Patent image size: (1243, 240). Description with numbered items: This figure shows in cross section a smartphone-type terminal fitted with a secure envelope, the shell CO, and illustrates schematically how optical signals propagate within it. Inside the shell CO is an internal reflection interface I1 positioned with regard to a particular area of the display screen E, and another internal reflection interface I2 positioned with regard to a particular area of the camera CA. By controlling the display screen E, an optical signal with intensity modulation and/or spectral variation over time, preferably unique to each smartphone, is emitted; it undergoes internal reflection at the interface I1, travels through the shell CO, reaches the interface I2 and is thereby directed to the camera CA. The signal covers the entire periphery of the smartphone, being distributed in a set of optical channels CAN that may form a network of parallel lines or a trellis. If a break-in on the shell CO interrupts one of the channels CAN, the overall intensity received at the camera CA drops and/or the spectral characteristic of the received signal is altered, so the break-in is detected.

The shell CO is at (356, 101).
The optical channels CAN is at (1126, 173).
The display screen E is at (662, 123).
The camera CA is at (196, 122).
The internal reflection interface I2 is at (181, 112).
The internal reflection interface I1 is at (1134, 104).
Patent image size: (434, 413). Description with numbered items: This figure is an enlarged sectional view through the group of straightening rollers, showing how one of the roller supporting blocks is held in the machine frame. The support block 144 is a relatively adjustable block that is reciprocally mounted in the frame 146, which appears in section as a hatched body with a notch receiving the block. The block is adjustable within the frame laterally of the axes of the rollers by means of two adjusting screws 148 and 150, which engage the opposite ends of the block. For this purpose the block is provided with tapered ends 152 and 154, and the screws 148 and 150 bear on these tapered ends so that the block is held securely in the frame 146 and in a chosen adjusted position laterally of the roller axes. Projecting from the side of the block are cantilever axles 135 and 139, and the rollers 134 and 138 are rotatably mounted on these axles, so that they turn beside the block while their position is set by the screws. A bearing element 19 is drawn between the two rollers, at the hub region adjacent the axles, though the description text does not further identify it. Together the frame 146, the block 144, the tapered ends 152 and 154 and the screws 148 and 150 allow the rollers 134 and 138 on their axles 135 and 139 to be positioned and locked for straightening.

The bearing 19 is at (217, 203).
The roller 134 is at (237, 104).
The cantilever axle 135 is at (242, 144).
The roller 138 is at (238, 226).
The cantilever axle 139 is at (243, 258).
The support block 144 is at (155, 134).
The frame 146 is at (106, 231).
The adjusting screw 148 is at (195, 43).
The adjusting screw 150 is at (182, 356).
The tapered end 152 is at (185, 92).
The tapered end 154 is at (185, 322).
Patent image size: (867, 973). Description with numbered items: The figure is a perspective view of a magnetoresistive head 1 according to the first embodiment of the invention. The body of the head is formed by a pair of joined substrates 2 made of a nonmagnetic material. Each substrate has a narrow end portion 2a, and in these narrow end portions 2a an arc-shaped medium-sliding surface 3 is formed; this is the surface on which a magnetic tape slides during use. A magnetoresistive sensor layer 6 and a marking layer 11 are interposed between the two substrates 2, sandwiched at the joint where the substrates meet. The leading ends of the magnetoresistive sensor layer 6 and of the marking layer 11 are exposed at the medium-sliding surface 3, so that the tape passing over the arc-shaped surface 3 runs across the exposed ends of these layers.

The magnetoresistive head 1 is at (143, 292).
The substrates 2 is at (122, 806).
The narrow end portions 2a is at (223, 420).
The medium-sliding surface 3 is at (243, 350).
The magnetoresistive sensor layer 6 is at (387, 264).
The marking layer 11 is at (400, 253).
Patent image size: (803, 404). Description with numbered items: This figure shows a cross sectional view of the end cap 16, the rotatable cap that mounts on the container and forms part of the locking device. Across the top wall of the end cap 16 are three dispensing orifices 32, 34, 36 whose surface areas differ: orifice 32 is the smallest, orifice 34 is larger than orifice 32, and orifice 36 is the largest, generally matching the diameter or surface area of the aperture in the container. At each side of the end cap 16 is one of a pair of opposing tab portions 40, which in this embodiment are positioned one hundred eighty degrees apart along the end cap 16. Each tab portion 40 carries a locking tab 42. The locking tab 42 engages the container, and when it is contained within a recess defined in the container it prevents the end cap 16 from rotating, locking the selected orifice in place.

============

_TASK BRIEF_
Copy out every line of the items above word for word, leaving nothing out and changing nothing.

_FULL SOLUTION_
Patent image size: (1243, 240). Description with numbered items: This figure shows in cross section a smartphone-type terminal fitted with a secure envelope, the shell CO, and illustrates schematically how optical signals propagate within it. Inside the shell CO is an internal reflection interface I1 positioned with regard to a particular area of the display screen E, and another internal reflection interface I2 positioned with regard to a particular area of the camera CA. By controlling the display screen E, an optical signal with intensity modulation and/or spectral variation over time, preferably unique to each smartphone, is emitted; it undergoes internal reflection at the interface I1, travels through the shell CO, reaches the interface I2 and is thereby directed to the camera CA. The signal covers the entire periphery of the smartphone, being distributed in a set of optical channels CAN that may form a network of parallel lines or a trellis. If a break-in on the shell CO interrupts one of the channels CAN, the overall intensity received at the camera CA drops and/or the spectral characteristic of the received signal is altered, so the break-in is detected.

The shell CO is at (356, 101).
The optical channels CAN is at (1126, 173).
The display screen E is at (662, 123).
The camera CA is at (196, 122).
The internal reflection interface I2 is at (181, 112).
The internal reflection interface I1 is at (1134, 104).
Patent image size: (434, 413). Description with numbered items: This figure is an enlarged sectional view through the group of straightening rollers, showing how one of the roller supporting blocks is held in the machine frame. The support block 144 is a relatively adjustable block that is reciprocally mounted in the frame 146, which appears in section as a hatched body with a notch receiving the block. The block is adjustable within the frame laterally of the axes of the rollers by means of two adjusting screws 148 and 150, which engage the opposite ends of the block. For this purpose the block is provided with tapered ends 152 and 154, and the screws 148 and 150 bear on these tapered ends so that the block is held securely in the frame 146 and in a chosen adjusted position laterally of the roller axes. Projecting from the side of the block are cantilever axles 135 and 139, and the rollers 134 and 138 are rotatably mounted on these axles, so that they turn beside the block while their position is set by the screws. A bearing element 19 is drawn between the two rollers, at the hub region adjacent the axles, though the description text does not further identify it. Together the frame 146, the block 144, the tapered ends 152 and 154 and the screws 148 and 150 allow the rollers 134 and 138 on their axles 135 and 139 to be positioned and locked for straightening.

The bearing 19 is at (217, 203).
The roller 134 is at (237, 104).
The cantilever axle 135 is at (242, 144).
The roller 138 is at (238, 226).
The cantilever axle 139 is at (243, 258).
The support block 144 is at (155, 134).
The frame 146 is at (106, 231).
The adjusting screw 148 is at (195, 43).
The adjusting screw 150 is at (182, 356).
The tapered end 152 is at (185, 92).
The tapered end 154 is at (185, 322).
Patent image size: (867, 973). Description with numbered items: The figure is a perspective view of a magnetoresistive head 1 according to the first embodiment of the invention. The body of the head is formed by a pair of joined substrates 2 made of a nonmagnetic material. Each substrate has a narrow end portion 2a, and in these narrow end portions 2a an arc-shaped medium-sliding surface 3 is formed; this is the surface on which a magnetic tape slides during use. A magnetoresistive sensor layer 6 and a marking layer 11 are interposed between the two substrates 2, sandwiched at the joint where the substrates meet. The leading ends of the magnetoresistive sensor layer 6 and of the marking layer 11 are exposed at the medium-sliding surface 3, so that the tape passing over the arc-shaped surface 3 runs across the exposed ends of these layers.

The magnetoresistive head 1 is at (143, 292).
The substrates 2 is at (122, 806).
The narrow end portions 2a is at (223, 420).
The medium-sliding surface 3 is at (243, 350).
The magnetoresistive sensor layer 6 is at (387, 264).
The marking layer 11 is at (400, 253).
Patent image size: (803, 404). Description with numbered items: This figure shows a cross sectional view of the end cap 16, the rotatable cap that mounts on the container and forms part of the locking device. Across the top wall of the end cap 16 are three dispensing orifices 32, 34, 36 whose surface areas differ: orifice 32 is the smallest, orifice 34 is larger than orifice 32, and orifice 36 is the largest, generally matching the diameter or surface area of the aperture in the container. At each side of the end cap 16 is one of a pair of opposing tab portions 40, which in this embodiment are positioned one hundred eighty degrees apart along the end cap 16. Each tab portion 40 carries a locking tab 42. The locking tab 42 engages the container, and when it is contained within a recess defined in the container it prevents the end cap 16 from rotating, locking the selected orifice in place.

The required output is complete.